Explore the material:
1. In the passage on dosing and extemporaneous preparation, duplicate the part that opens with the words containing "A 1 mg/mL oral" and closes with "refrigerated (Nahata 1993).".
2. Answer these questions using the passage on dosing and extemporaneous preparation:
(a) How long is the 1 mg/mL oral suspension stable, and under what storage conditions?
(b) How many 25 mg tablets are crushed to make the 25 mg/mL oral suspension?
(c) In hepatic impairment, what may minor alterations of fluid and electrolyte balance precipitate?

Passage provided:
=-=-=

Patients ≥65 years: CrCl <30 mL/minute (regardless of indication): Avoid use due to risk of hyperkalemia (Beers Criteria [AGS 2015]).

Dosing: Hepatic Impairment

There are no dosage adjustments provided in manufacturer’s labeling. Use with caution; minor alterations of fluid and electrolyte balance may precipitate hepatic coma.

Extemporaneously Prepared

A 1 mg/mL oral suspension may be made with tablets. Crush ten 25 mg tablets in a mortar and reduce to a fine powder. Add a small amount of purified water and soak for 5 minutes; add 50 mL 1.5% carboxymethylcellulose, 100 mL syrup NF, and mix to a uniform paste; mix while adding purified water in incremental proportions to almost 250 mL; transfer to a calibrated bottle, rinse mortar with purified water, and add quantity of purified water sufficient to make 250 mL. Label "shake well". Stable for 3 months at room temperature or refrigerated (Nahata 1993).

A 2.5 mg/mL oral suspension may be made with tablets. Crush twelve 25 mg tablets in a mortar and reduce to a fine powder. Add small portions of distilled water or glycerin and mix to a uniform paste; mix while adding cherry syrup to almost 120 mL; transfer to a calibrated bottle, rinse mortar with cherry syrup, and add quantity of cherry syrup sufficient to make 120 mL. Label "shake well" and "refrigerate". This method may also be used with twenty-four 25 mg tablets for a 5 mg/mL oral suspension. Both concentrations are stable for 28 days refrigerated (Mathur 1989).

A 25 mg/mL oral suspension may be made with tablets and either a 1:1 mixture of Ora-Sweet and Ora-Plus or a 1:1 mixture of Ora-Sweet SF and Ora-Plus. Crush one-hundred-twenty 25 mg tablets in a mortar and reduce to a fine powder. Add small portions of chosen vehicle and mix to a uniform paste; mix while adding vehicle in incremental proportions to almost 120 mL; transfer to a calibrated bottle, rinse mortar with vehicle, and add quantity of vehicle sufficient to make 120 mL. Store in amber bottles; label "shake well" and "refrigerate". Stable for 60 days refrigerated (Allen 1996).

=-=-=

Excerpts from a dataset:
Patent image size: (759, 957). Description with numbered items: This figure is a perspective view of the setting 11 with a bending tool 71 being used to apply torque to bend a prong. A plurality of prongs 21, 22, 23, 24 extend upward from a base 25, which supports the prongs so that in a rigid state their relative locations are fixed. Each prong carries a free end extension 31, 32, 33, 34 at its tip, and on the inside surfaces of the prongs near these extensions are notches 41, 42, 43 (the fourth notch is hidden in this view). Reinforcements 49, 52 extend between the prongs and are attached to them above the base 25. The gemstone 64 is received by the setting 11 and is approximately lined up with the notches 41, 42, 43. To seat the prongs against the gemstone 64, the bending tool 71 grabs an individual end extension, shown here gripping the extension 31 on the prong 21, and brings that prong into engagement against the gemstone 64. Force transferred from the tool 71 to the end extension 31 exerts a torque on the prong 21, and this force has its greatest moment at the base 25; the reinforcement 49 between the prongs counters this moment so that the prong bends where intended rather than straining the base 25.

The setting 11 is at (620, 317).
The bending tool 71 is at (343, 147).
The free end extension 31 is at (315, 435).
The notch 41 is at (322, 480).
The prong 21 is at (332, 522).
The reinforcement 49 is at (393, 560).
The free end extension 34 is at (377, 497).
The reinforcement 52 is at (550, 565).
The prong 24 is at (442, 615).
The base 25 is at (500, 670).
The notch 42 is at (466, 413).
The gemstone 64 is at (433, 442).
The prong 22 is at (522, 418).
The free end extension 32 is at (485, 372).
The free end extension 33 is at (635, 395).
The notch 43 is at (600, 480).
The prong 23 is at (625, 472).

=-=-=

Completed exercise:
1.
A 1 mg/mL oral suspension may be made with tablets. Crush ten 25 mg tablets in a mortar and reduce to a fine powder. Add a small amount of purified water and soak for 5 minutes; add 50 mL 1.5% carboxymethylcellulose, 100 mL syrup NF, and mix to a uniform paste; mix while adding purified water in incremental proportions to almost 250 mL; transfer to a calibrated bottle, rinse mortar with purified water, and add quantity of purified water sufficient to make 250 mL. Label "shake well". Stable for 3 months at room temperature or refrigerated (Nahata 1993).

2.
(a) It is stable for 3 months at room temperature or refrigerated.
(b) One hundred twenty 25 mg tablets are crushed.
(c) They may precipitate hepatic coma.